**Task description:** Collect every line in the records below that contains the word "reap".

**Collected data:**
........

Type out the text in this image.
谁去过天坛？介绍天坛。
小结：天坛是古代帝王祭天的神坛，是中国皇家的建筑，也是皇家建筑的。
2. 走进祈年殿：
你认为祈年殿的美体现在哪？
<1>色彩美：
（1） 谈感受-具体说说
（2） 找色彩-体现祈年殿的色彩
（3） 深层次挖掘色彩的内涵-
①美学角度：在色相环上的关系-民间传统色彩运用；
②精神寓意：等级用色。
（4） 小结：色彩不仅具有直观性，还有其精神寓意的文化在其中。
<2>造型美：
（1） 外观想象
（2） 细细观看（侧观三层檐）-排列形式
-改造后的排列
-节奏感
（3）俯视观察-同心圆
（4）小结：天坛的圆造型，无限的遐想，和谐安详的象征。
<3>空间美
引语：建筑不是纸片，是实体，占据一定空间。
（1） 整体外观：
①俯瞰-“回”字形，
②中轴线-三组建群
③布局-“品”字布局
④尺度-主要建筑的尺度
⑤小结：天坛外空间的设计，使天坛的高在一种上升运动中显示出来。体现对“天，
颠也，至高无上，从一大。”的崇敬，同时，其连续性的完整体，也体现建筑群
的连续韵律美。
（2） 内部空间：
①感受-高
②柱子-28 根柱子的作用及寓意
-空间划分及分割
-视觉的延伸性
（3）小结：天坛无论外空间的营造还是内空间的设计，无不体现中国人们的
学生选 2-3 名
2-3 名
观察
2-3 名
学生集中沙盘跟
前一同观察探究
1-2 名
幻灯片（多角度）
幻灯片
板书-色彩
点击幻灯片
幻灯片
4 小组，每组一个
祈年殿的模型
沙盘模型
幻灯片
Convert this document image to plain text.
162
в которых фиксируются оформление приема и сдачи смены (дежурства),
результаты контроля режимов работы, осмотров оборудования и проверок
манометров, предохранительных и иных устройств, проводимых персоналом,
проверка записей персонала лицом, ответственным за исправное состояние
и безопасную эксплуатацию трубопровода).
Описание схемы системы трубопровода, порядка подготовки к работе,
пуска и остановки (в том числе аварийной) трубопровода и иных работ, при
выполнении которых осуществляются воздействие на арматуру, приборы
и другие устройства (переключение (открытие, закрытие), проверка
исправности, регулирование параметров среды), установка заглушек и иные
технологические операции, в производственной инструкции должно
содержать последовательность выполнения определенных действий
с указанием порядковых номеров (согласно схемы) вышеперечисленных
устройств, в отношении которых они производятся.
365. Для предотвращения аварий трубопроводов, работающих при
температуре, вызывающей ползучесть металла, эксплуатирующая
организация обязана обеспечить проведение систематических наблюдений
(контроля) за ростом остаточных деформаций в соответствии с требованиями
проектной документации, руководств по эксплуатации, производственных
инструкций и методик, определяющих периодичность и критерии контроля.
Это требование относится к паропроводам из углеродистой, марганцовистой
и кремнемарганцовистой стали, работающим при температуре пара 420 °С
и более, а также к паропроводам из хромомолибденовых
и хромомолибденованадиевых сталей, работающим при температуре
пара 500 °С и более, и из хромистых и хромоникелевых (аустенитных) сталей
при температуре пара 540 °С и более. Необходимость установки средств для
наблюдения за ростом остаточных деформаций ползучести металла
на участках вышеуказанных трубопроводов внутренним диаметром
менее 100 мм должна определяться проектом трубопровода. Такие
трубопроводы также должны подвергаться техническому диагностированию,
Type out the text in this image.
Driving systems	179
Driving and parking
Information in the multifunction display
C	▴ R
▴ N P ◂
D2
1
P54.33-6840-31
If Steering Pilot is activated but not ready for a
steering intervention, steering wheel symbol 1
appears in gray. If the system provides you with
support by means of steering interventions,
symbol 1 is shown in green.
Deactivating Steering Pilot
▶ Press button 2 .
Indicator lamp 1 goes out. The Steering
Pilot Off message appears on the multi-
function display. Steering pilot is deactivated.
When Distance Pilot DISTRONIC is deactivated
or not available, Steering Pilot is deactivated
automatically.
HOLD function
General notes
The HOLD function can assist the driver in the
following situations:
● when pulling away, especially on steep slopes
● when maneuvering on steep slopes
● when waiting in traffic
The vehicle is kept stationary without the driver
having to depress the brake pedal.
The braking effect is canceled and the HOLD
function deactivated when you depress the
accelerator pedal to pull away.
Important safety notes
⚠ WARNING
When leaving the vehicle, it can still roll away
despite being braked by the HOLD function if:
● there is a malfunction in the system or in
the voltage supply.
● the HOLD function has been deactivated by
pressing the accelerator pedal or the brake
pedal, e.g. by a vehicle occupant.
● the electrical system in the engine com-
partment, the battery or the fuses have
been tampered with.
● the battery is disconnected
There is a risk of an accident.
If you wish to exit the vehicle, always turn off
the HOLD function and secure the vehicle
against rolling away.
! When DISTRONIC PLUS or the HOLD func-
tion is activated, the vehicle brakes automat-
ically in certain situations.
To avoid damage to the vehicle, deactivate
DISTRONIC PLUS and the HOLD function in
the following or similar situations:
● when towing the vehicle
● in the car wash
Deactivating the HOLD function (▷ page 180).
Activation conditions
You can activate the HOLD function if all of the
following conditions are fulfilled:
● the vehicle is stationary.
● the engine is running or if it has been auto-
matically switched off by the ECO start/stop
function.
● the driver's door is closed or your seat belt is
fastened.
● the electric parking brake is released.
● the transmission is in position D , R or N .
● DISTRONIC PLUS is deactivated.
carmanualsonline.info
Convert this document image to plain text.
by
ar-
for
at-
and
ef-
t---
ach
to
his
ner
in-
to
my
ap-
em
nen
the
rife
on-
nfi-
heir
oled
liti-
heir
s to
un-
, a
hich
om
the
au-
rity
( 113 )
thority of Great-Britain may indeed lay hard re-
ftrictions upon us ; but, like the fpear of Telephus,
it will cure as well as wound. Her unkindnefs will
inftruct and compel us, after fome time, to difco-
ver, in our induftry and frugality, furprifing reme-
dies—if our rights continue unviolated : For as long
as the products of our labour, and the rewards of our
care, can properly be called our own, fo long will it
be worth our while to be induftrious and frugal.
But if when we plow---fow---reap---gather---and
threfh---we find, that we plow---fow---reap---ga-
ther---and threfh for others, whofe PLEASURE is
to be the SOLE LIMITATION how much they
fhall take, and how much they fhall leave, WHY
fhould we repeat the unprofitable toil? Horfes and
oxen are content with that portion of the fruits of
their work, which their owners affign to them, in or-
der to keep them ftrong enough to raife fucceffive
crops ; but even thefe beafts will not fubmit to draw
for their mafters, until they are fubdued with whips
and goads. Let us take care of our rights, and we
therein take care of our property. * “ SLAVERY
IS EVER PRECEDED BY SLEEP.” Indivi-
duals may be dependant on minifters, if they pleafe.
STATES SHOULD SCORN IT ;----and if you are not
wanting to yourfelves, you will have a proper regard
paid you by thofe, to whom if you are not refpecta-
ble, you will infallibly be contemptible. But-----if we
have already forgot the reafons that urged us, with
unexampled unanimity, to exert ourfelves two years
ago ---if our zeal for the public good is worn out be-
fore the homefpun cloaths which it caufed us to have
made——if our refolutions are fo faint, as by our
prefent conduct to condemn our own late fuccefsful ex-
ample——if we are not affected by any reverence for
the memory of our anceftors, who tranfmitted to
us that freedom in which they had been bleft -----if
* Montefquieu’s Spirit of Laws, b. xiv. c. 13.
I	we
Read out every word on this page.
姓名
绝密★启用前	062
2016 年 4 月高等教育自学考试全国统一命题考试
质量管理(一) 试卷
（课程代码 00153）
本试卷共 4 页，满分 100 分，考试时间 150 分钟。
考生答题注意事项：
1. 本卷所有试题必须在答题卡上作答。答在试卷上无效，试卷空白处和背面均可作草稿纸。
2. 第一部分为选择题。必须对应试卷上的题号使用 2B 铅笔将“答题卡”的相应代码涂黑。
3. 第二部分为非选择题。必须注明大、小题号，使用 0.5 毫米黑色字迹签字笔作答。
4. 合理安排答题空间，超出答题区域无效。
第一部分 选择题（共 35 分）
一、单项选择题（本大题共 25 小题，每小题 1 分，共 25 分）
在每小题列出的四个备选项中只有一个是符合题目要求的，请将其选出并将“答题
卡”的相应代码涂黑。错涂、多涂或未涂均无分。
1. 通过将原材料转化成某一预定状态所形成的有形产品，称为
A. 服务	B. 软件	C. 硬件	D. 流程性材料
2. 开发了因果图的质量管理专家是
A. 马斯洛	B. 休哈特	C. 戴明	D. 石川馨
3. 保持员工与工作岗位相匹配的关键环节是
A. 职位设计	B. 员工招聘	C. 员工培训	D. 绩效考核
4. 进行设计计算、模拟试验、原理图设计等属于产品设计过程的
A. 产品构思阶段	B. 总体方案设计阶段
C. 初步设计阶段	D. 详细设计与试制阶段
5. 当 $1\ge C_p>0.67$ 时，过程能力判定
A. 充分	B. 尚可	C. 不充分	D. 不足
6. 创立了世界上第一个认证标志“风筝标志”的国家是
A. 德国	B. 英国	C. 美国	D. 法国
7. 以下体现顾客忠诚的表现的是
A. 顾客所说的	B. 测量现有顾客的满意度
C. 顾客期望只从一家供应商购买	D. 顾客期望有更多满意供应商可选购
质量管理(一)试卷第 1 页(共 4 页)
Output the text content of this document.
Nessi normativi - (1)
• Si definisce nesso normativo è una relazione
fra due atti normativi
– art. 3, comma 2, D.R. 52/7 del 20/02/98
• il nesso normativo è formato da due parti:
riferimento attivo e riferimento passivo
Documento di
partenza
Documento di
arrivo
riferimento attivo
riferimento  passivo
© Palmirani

........

**Solution below:**
But if when we plow---fow---reap---gather---and
threfh---we find, that we plow---fow---reap---ga-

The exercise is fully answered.